*EXERCISE TASK 1*. Rewrite the listing lines starting at the line containing "- staticText: 4: [198, 524, 205, 539]" and ending at the line containing "- staticText: AM: [409, 32, 427, 47]", with "staticText" replaced by "textLabel" and everything else left unchanged.

*READING TEXT*.
____________________
Re: [DISCUSS] Prepare release for parquet-format 2.7.0?

Posted by Gidon Gershinsky <gg...@gmail.com>.

Hi Zoltan,

This has been brought up at the sync today, there was a general consensus
the encryption (spec and Thrift structures) should be released with the
parquet-format 2.7.

Cheers, Gidon.


On Fri, Jul 5, 2019 at 3:35 PM Zoltan Ivanfi <zi...@cloudera.com.invalid>
wrote:

> Hi,
>
> I just wanted to leave a comment on the pull request to update
> Encryption.md as well, but to my suprise it is not in master yet despite
> the vote for the encryption feature having passed 6 months ago. What are
> the plans for merging that? Should it be included in parquet-format 2.7?
>
> Thanks,
>
> Zoltan
>
> On Fri, Jul 5, 2019 at 1:33 PM Zoltan Ivanfi <zi...@cloudera.com> wrote:
>
> > Hi,
> >
> > I just noticed that yesterday I misunderstood that the Bloom filter is a
> > part of the column chunk metadata, when in fact it is only the offset of
> it
> > that is stored there. In this case we definitely need to pay more
> attention
> > to the encryption aspect because it won't happen automatically.
> >
> > Br,
> >
> > Zoltan
> >
> > On Fri, Jul 5, 2019 at 1:09 PM 俊杰陈 <cj...@gmail.com> wrote:
> >
> >> That would be great, thank you.
> >>
> >> On Fri, Jul 5, 2019 at 5:40 PM Gidon Gershinsky <gg...@gmail.com>
> wrote:
> >>
> >> > Hi Junjie,
> >> >
> >> > I'd be glad to have a look at the encryption part. Will add my
> comments
> >> > early next week.
____________________
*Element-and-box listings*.
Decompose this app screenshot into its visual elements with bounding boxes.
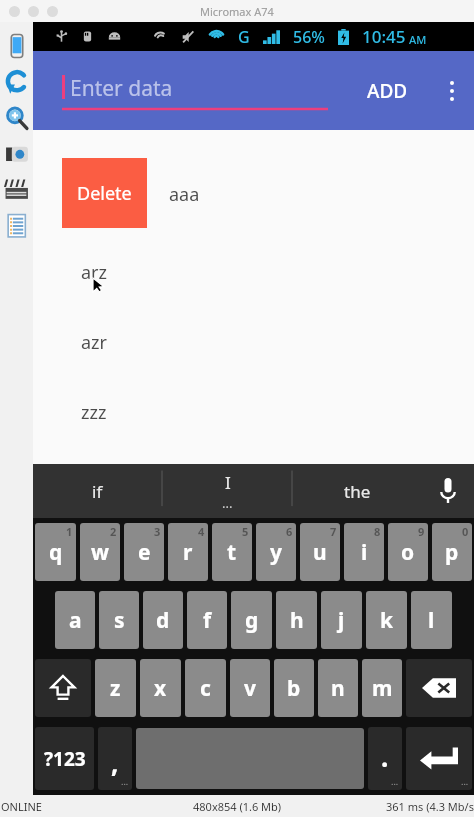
- staticText: 4: [198, 524, 205, 539]
- button[interactable]: i: [344, 523, 384, 581]
- button[interactable]: Emulator tool 1: [4, 69, 30, 95]
- staticText: c: [200, 674, 211, 703]
- button[interactable]: Enter: [406, 727, 472, 790]
- staticText: n: [331, 674, 345, 703]
- staticText: 480x854 (1.6 Mb): [193, 799, 282, 814]
- staticText: x: [154, 674, 167, 703]
- staticText: t: [227, 538, 237, 567]
- button[interactable]: the: [292, 464, 422, 518]
- staticText: AM: [409, 32, 427, 47]
- button[interactable]: Emulator tool 2: [4, 105, 30, 131]
- button[interactable]: n: [318, 659, 358, 717]
- staticText: ...: [391, 775, 399, 787]
- staticText: ...: [461, 775, 469, 787]
- button[interactable]: x: [140, 659, 181, 717]
- button[interactable]: Enter data: [62, 71, 328, 113]
- staticText: arz: [81, 260, 107, 285]
- button[interactable]: Shift: [35, 659, 91, 717]
- staticText: 8: [374, 524, 381, 539]
- staticText: d: [156, 606, 170, 635]
- staticText: v: [244, 674, 256, 703]
- button[interactable]: Comma: [98, 727, 132, 790]
- staticText: 1: [66, 524, 73, 539]
- button[interactable]: f: [187, 591, 227, 649]
- staticText: 10:45: [362, 25, 406, 48]
- staticText: b: [287, 674, 301, 703]
- staticText: ...: [222, 494, 233, 512]
- button[interactable]: c: [185, 659, 226, 717]
- staticText: s: [114, 606, 125, 635]
- staticText: the: [344, 480, 371, 503]
- staticText: zzz: [81, 400, 107, 425]
- button[interactable]: a: [55, 591, 95, 649]
- staticText: a: [69, 606, 82, 635]
- staticText: r: [183, 538, 193, 567]
- staticText: 2: [110, 524, 117, 539]
- staticText: 5: [242, 524, 249, 539]
- button[interactable]: Delete: [62, 158, 147, 228]
- staticText: Micromax A74: [200, 4, 274, 19]
- staticText: z: [110, 674, 121, 703]
- staticText: 7: [330, 524, 337, 539]
- button[interactable]: Voice input: [422, 464, 474, 518]
- button[interactable]: g: [231, 591, 272, 649]
- button[interactable]: Period: [368, 727, 402, 790]
- button[interactable]: k: [366, 591, 407, 649]
- button[interactable]: arz: [33, 250, 474, 302]
- button[interactable]: l: [411, 591, 452, 649]
- staticText: j: [338, 606, 345, 635]
- button[interactable]: t: [212, 523, 252, 581]
- button[interactable]: ?123: [35, 727, 94, 790]
- staticText: m: [372, 674, 393, 703]
- button[interactable]: s: [99, 591, 139, 649]
- staticText: 6: [286, 524, 293, 539]
- staticText: e: [138, 538, 151, 567]
- button[interactable]: Backspace: [406, 659, 472, 717]
- button[interactable]: I: [162, 464, 292, 518]
- button[interactable]: j: [321, 591, 362, 649]
- button[interactable]: q: [35, 523, 76, 581]
- staticText: ...: [121, 775, 129, 787]
- button[interactable]: More options: [442, 73, 462, 109]
- button[interactable]: v: [230, 659, 270, 717]
- button[interactable]: u: [300, 523, 340, 581]
- staticText: h: [290, 606, 304, 635]
- staticText: 9: [418, 524, 425, 539]
- button[interactable]: w: [80, 523, 120, 581]
- staticText: Delete: [77, 181, 132, 206]
- button[interactable]: o: [388, 523, 428, 581]
- staticText: o: [401, 538, 415, 567]
- button[interactable]: y: [256, 523, 296, 581]
- staticText: 3: [154, 524, 161, 539]
- button[interactable]: Emulator tool 4: [4, 177, 30, 203]
- staticText: 56%: [293, 26, 325, 48]
- staticText: 0: [462, 524, 469, 539]
- staticText: k: [380, 606, 394, 635]
- staticText: azr: [81, 330, 107, 355]
- button[interactable]: Emulator tool 5: [4, 213, 30, 239]
- button[interactable]: r: [168, 523, 208, 581]
- button[interactable]: zzz: [33, 390, 474, 442]
- button[interactable]: azr: [33, 320, 474, 372]
- staticText: G: [238, 26, 250, 48]
- button[interactable]: z: [95, 659, 136, 717]
- button[interactable]: ADD: [361, 72, 414, 110]
- staticText: g: [245, 606, 259, 635]
- button[interactable]: Emulator tool 3: [4, 141, 30, 167]
- button[interactable]: Emulator tool 0: [4, 33, 30, 59]
- staticText: ADD: [367, 78, 408, 104]
- staticText: q: [49, 538, 63, 567]
- button[interactable]: b: [274, 659, 314, 717]
- button[interactable]: p: [432, 523, 472, 581]
- staticText: ONLINE: [1, 799, 42, 814]
- button[interactable]: h: [276, 591, 317, 649]
- staticText: ?123: [44, 746, 86, 772]
- button[interactable]: m: [362, 659, 402, 717]
- button[interactable]: if: [33, 464, 162, 518]
- button[interactable]: e: [124, 523, 164, 581]
- staticText: l: [428, 606, 435, 635]
- staticText: Enter data: [70, 74, 173, 103]
- staticText: aaa: [169, 182, 200, 207]
- button[interactable]: d: [143, 591, 183, 649]
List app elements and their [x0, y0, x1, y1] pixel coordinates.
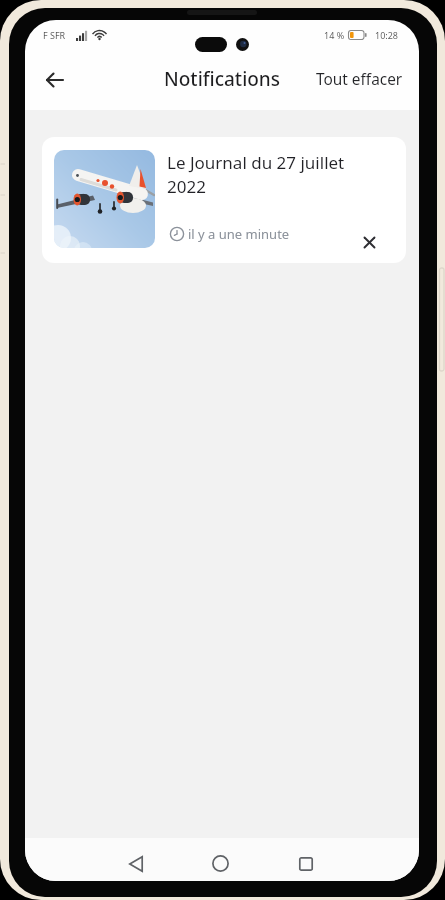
button[interactable]	[119, 847, 152, 880]
staticText: 10:28	[375, 29, 399, 41]
staticText: Le Journal du 27 juillet 2022	[167, 151, 345, 198]
staticText: Notifications	[164, 66, 281, 92]
staticText: 14 %	[324, 29, 345, 41]
button[interactable]	[204, 847, 237, 880]
button[interactable]	[39, 64, 71, 96]
button[interactable]	[353, 226, 386, 259]
button[interactable]: Tout effacer	[316, 56, 408, 102]
button[interactable]: Le Journal du 27 juillet 2022	[42, 137, 406, 263]
staticText: F SFR	[43, 29, 66, 41]
button[interactable]	[289, 847, 322, 880]
staticText: Tout effacer	[316, 69, 403, 90]
staticText: il y a une minute	[188, 225, 290, 243]
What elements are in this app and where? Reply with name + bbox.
____________________
*EXERCISE TASK 2*. List every clock time that appears in the "On ... wrote" attribution lines of the mailing-list thread.

*EXPECTED ANSWER 1*.
- textLabel: 4: [198, 524, 205, 539]
- button[interactable]: i: [344, 523, 384, 581]
- button[interactable]: Emulator tool 1: [4, 69, 30, 95]
- textLabel: c: [200, 674, 211, 703]
- button[interactable]: Enter: [406, 727, 472, 790]
- textLabel: n: [331, 674, 345, 703]
- textLabel: 480x854 (1.6 Mb): [193, 799, 282, 814]
- textLabel: x: [154, 674, 167, 703]
- textLabel: t: [227, 538, 237, 567]
- button[interactable]: the: [292, 464, 422, 518]
- textLabel: AM: [409, 32, 427, 47]

*EXPECTED ANSWER 2*. 3:35 PM, 1:33 PM, 1:09 PM, 5:40 PM